Task to complete:
Restate all the material verbatim, except for the pictures.

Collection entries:

━━━━━━━━

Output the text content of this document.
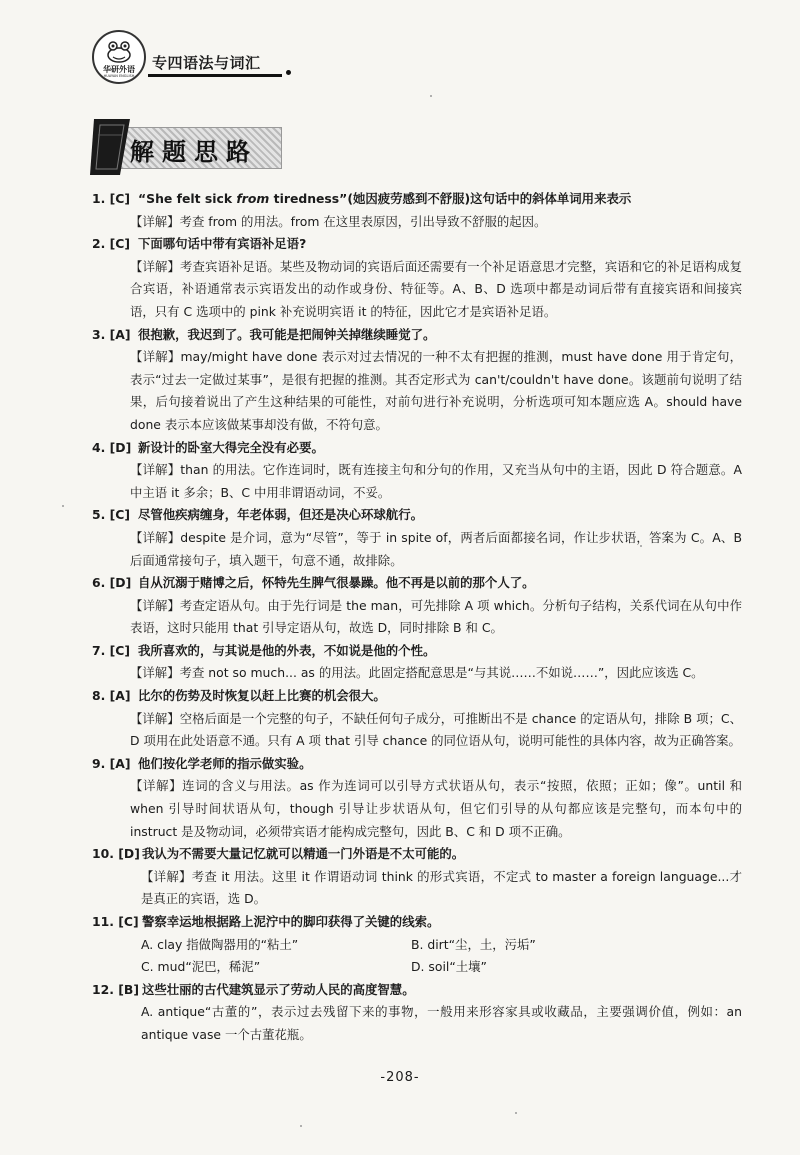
华研外语
HUAYAN ENGLISH
专四语法与词汇
解题思路
1. [C] “She felt sick from tiredness”(她因疲劳感到不舒服)这句话中的斜体单词用来表示
【详解】考查 from 的用法。from 在这里表原因，引出导致不舒服的起因。
2. [C] 下面哪句话中带有宾语补足语?
【详解】考查宾语补足语。某些及物动词的宾语后面还需要有一个补足语意思才完整，宾语和它的补足语构成复合宾语，补语通常表示宾语发出的动作或身份、特征等。A、B、D 选项中都是动词后带有直接宾语和间接宾语，只有 C 选项中的 pink 补充说明宾语 it 的特征，因此它才是宾语补足语。
3. [A] 很抱歉，我迟到了。我可能是把闹钟关掉继续睡觉了。
【详解】may/might have done 表示对过去情况的一种不太有把握的推测，must have done 用于肯定句，表示“过去一定做过某事”，是很有把握的推测。其否定形式为 can't/couldn't have done。该题前句说明了结果，后句接着说出了产生这种结果的可能性，对前句进行补充说明，分析选项可知本题应选 A。should have done 表示本应该做某事却没有做，不符句意。
4. [D] 新设计的卧室大得完全没有必要。
【详解】than 的用法。它作连词时，既有连接主句和分句的作用，又充当从句中的主语，因此 D 符合题意。A 中主语 it 多余；B、C 中用非谓语动词，不妥。
5. [C] 尽管他疾病缠身，年老体弱，但还是决心环球航行。
【详解】despite 是介词，意为“尽管”，等于 in spite of，两者后面都接名词，作让步状语，答案为 C。A、B 后面通常接句子，填入题干，句意不通，故排除。
6. [D] 自从沉溺于赌博之后，怀特先生脾气很暴躁。他不再是以前的那个人了。
【详解】考查定语从句。由于先行词是 the man，可先排除 A 项 which。分析句子结构，关系代词在从句中作表语，这时只能用 that 引导定语从句，故选 D，同时排除 B 和 C。
7. [C] 我所喜欢的，与其说是他的外表，不如说是他的个性。
【详解】考查 not so much... as 的用法。此固定搭配意思是“与其说……不如说……”，因此应该选 C。
8. [A] 比尔的伤势及时恢复以赶上比赛的机会很大。
【详解】空格后面是一个完整的句子，不缺任何句子成分，可推断出不是 chance 的定语从句，排除 B 项；C、D 项用在此处语意不通。只有 A 项 that 引导 chance 的同位语从句，说明可能性的具体内容，故为正确答案。
9. [A] 他们按化学老师的指示做实验。
【详解】连词的含义与用法。as 作为连词可以引导方式状语从句，表示“按照，依照；正如；像”。until 和 when 引导时间状语从句，though 引导让步状语从句，但它们引导的从句都应该是完整句，而本句中的 instruct 是及物动词，必须带宾语才能构成完整句，因此 B、C 和 D 项不正确。
10. [D] 我认为不需要大量记忆就可以精通一门外语是不太可能的。
【详解】考查 it 用法。这里 it 作谓语动词 think 的形式宾语，不定式 to master a foreign language...才是真正的宾语，选 D。
11. [C] 警察幸运地根据路上泥泞中的脚印获得了关键的线索。
A. clay 指做陶器用的“粘土”	B. dirt“尘，土，污垢”
C. mud“泥巴，稀泥”	D. soil“土壤”
12. [B] 这些壮丽的古代建筑显示了劳动人民的高度智慧。
A. antique“古董的”，表示过去残留下来的事物，一般用来形容家具或收藏品，主要强调价值，例如：an antique vase 一个古董花瓶。
-208-
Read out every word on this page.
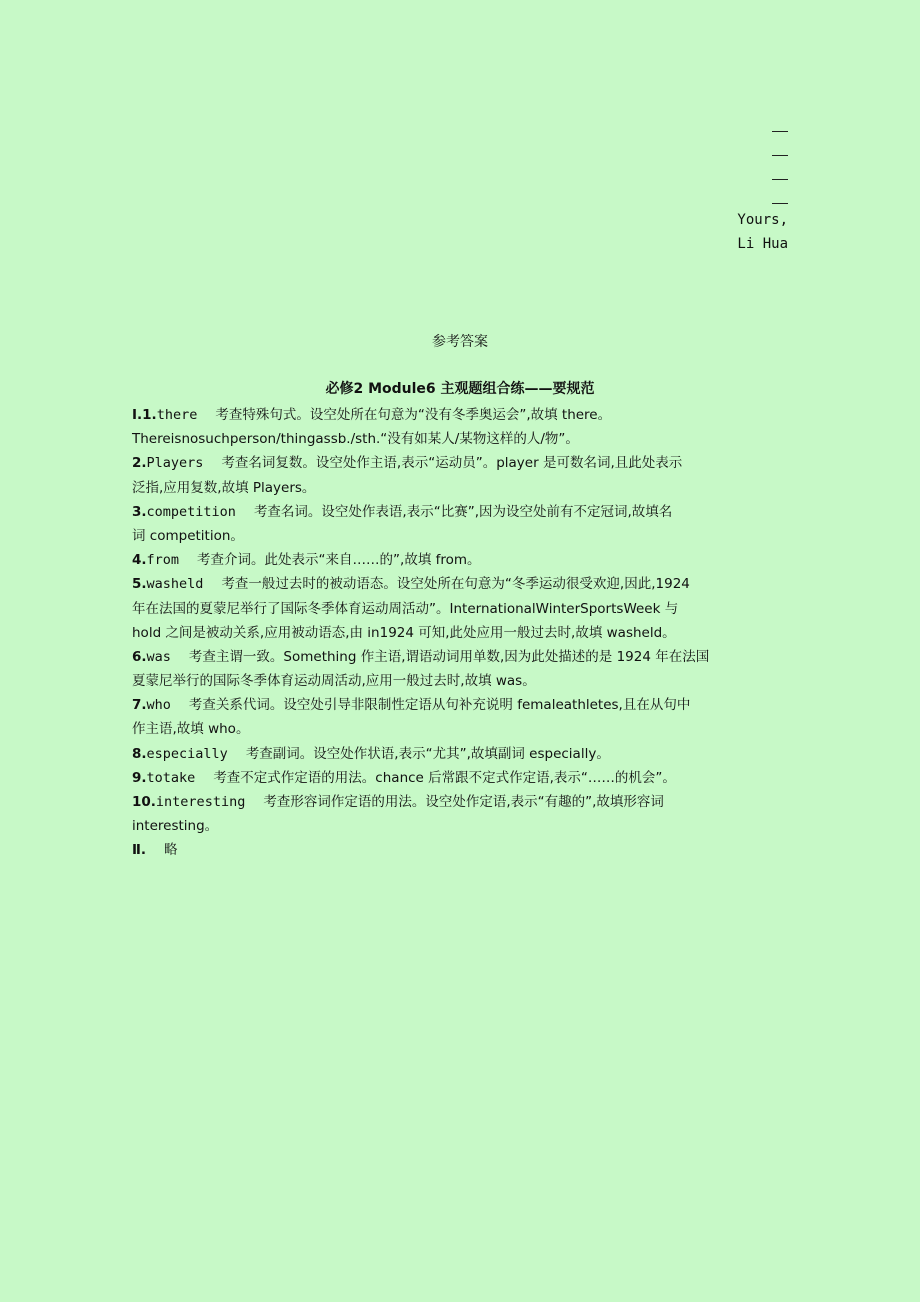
Yours,
Li Hua
参考答案
必修2 Module6 主观题组合练——要规范
Ⅰ.1.there 考查特殊句式。设空处所在句意为“没有冬季奥运会”,故填 there。
Thereisnosuchperson/thingassb./sth.“没有如某人/某物这样的人/物”。
2.Players 考查名词复数。设空处作主语,表示“运动员”。player 是可数名词,且此处表示
泛指,应用复数,故填 Players。
3.competition 考查名词。设空处作表语,表示“比赛”,因为设空处前有不定冠词,故填名
词 competition。
4.from 考查介词。此处表示“来自……的”,故填 from。
5.washeld 考查一般过去时的被动语态。设空处所在句意为“冬季运动很受欢迎,因此,1924
年在法国的夏蒙尼举行了国际冬季体育运动周活动”。InternationalWinterSportsWeek 与
hold 之间是被动关系,应用被动语态,由 in1924 可知,此处应用一般过去时,故填 washeld。
6.was 考查主谓一致。Something 作主语,谓语动词用单数,因为此处描述的是 1924 年在法国
夏蒙尼举行的国际冬季体育运动周活动,应用一般过去时,故填 was。
7.who 考查关系代词。设空处引导非限制性定语从句补充说明 femaleathletes,且在从句中
作主语,故填 who。
8.especially 考查副词。设空处作状语,表示“尤其”,故填副词 especially。
9.totake 考查不定式作定语的用法。chance 后常跟不定式作定语,表示“……的机会”。
10.interesting 考查形容词作定语的用法。设空处作定语,表示“有趣的”,故填形容词
interesting。
Ⅱ. 略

━━━━━━━━

Exercise result:
Output the text content of this document.
华研外语
HUAYAN ENGLISH
专四语法与词汇
解题思路
1. [C] “She felt sick from tiredness”(她因疲劳感到不舒服)这句话中的斜体单词用来表示
【详解】考查 from 的用法。from 在这里表原因，引出导致不舒服的起因。
2. [C] 下面哪句话中带有宾语补足语?
【详解】考查宾语补足语。某些及物动词的宾语后面还需要有一个补足语意思才完整，宾语和它的补足语构成复合宾语，补语通常表示宾语发出的动作或身份、特征等。A、B、D 选项中都是动词后带有直接宾语和间接宾语，只有 C 选项中的 pink 补充说明宾语 it 的特征，因此它才是宾语补足语。
3. [A] 很抱歉，我迟到了。我可能是把闹钟关掉继续睡觉了。
【详解】may/might have done 表示对过去情况的一种不太有把握的推测，must have done 用于肯定句，表示“过去一定做过某事”，是很有把握的推测。其否定形式为 can't/couldn't have done。该题前句说明了结果，后句接着说出了产生这种结果的可能性，对前句进行补充说明，分析选项可知本题应选 A。should have done 表示本应该做某事却没有做，不符句意。
4. [D] 新设计的卧室大得完全没有必要。
【详解】than 的用法。它作连词时，既有连接主句和分句的作用，又充当从句中的主语，因此 D 符合题意。A 中主语 it 多余；B、C 中用非谓语动词，不妥。
5. [C] 尽管他疾病缠身，年老体弱，但还是决心环球航行。
【详解】despite 是介词，意为“尽管”，等于 in spite of，两者后面都接名词，作让步状语，答案为 C。A、B 后面通常接句子，填入题干，句意不通，故排除。
6. [D] 自从沉溺于赌博之后，怀特先生脾气很暴躁。他不再是以前的那个人了。
【详解】考查定语从句。由于先行词是 the man，可先排除 A 项 which。分析句子结构，关系代词在从句中作表语，这时只能用 that 引导定语从句，故选 D，同时排除 B 和 C。
7. [C] 我所喜欢的，与其说是他的外表，不如说是他的个性。
【详解】考查 not so much... as 的用法。此固定搭配意思是“与其说……不如说……”，因此应该选 C。
8. [A] 比尔的伤势及时恢复以赶上比赛的机会很大。
【详解】空格后面是一个完整的句子，不缺任何句子成分，可推断出不是 chance 的定语从句，排除 B 项；C、D 项用在此处语意不通。只有 A 项 that 引导 chance 的同位语从句，说明可能性的具体内容，故为正确答案。
9. [A] 他们按化学老师的指示做实验。
【详解】连词的含义与用法。as 作为连词可以引导方式状语从句，表示“按照，依照；正如；像”。until 和 when 引导时间状语从句，though 引导让步状语从句，但它们引导的从句都应该是完整句，而本句中的 instruct 是及物动词，必须带宾语才能构成完整句，因此 B、C 和 D 项不正确。
10. [D] 我认为不需要大量记忆就可以精通一门外语是不太可能的。
【详解】考查 it 用法。这里 it 作谓语动词 think 的形式宾语，不定式 to master a foreign language...才是真正的宾语，选 D。
11. [C] 警察幸运地根据路上泥泞中的脚印获得了关键的线索。
A. clay 指做陶器用的“粘土”	B. dirt“尘，土，污垢”
C. mud“泥巴，稀泥”	D. soil“土壤”
12. [B] 这些壮丽的古代建筑显示了劳动人民的高度智慧。
A. antique“古董的”，表示过去残留下来的事物，一般用来形容家具或收藏品，主要强调价值，例如：an antique vase 一个古董花瓶。
-208-
Read out every word on this page.
Yours,
Li Hua
参考答案
必修2 Module6 主观题组合练——要规范
Ⅰ.1.there 考查特殊句式。设空处所在句意为“没有冬季奥运会”,故填 there。
Thereisnosuchperson/thingassb./sth.“没有如某人/某物这样的人/物”。
2.Players 考查名词复数。设空处作主语,表示“运动员”。player 是可数名词,且此处表示
泛指,应用复数,故填 Players。
3.competition 考查名词。设空处作表语,表示“比赛”,因为设空处前有不定冠词,故填名
词 competition。
4.from 考查介词。此处表示“来自……的”,故填 from。
5.washeld 考查一般过去时的被动语态。设空处所在句意为“冬季运动很受欢迎,因此,1924
年在法国的夏蒙尼举行了国际冬季体育运动周活动”。InternationalWinterSportsWeek 与
hold 之间是被动关系,应用被动语态,由 in1924 可知,此处应用一般过去时,故填 washeld。
6.was 考查主谓一致。Something 作主语,谓语动词用单数,因为此处描述的是 1924 年在法国
夏蒙尼举行的国际冬季体育运动周活动,应用一般过去时,故填 was。
7.who 考查关系代词。设空处引导非限制性定语从句补充说明 femaleathletes,且在从句中
作主语,故填 who。
8.especially 考查副词。设空处作状语,表示“尤其”,故填副词 especially。
9.totake 考查不定式作定语的用法。chance 后常跟不定式作定语,表示“……的机会”。
10.interesting 考查形容词作定语的用法。设空处作定语,表示“有趣的”,故填形容词
interesting。
Ⅱ. 略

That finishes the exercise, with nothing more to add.